Data entries for graphics
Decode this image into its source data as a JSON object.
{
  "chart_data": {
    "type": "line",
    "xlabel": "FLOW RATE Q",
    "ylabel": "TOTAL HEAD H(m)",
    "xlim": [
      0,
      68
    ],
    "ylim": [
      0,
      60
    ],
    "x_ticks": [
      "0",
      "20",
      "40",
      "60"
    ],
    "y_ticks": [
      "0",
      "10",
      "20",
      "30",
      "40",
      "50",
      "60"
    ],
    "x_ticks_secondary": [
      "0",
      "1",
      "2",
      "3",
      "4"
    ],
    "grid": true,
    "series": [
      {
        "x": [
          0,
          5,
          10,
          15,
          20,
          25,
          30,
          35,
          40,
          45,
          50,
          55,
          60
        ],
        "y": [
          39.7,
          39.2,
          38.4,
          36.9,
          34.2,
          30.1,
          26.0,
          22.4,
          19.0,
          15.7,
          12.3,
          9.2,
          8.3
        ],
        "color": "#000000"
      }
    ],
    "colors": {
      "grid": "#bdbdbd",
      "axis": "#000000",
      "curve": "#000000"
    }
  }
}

Task directions
Extract every record and return it verbatim.

Task output
Decode this image into its source data as a JSON object.
{
  "chart_data": {
    "type": "line",
    "xlabel": "FLOW RATE Q",
    "ylabel": "TOTAL HEAD H(m)",
    "xlim": [
      0,
      68
    ],
    "ylim": [
      0,
      60
    ],
    "x_ticks": [
      "0",
      "20",
      "40",
      "60"
    ],
    "y_ticks": [
      "0",
      "10",
      "20",
      "30",
      "40",
      "50",
      "60"
    ],
    "x_ticks_secondary": [
      "0",
      "1",
      "2",
      "3",
      "4"
    ],
    "grid": true,
    "series": [
      {
        "x": [
          0,
          5,
          10,
          15,
          20,
          25,
          30,
          35,
          40,
          45,
          50,
          55,
          60
        ],
        "y": [
          39.7,
          39.2,
          38.4,
          36.9,
          34.2,
          30.1,
          26.0,
          22.4,
          19.0,
          15.7,
          12.3,
          9.2,
          8.3
        ],
        "color": "#000000"
      }
    ],
    "colors": {
      "grid": "#bdbdbd",
      "axis": "#000000",
      "curve": "#000000"
    }
  }
}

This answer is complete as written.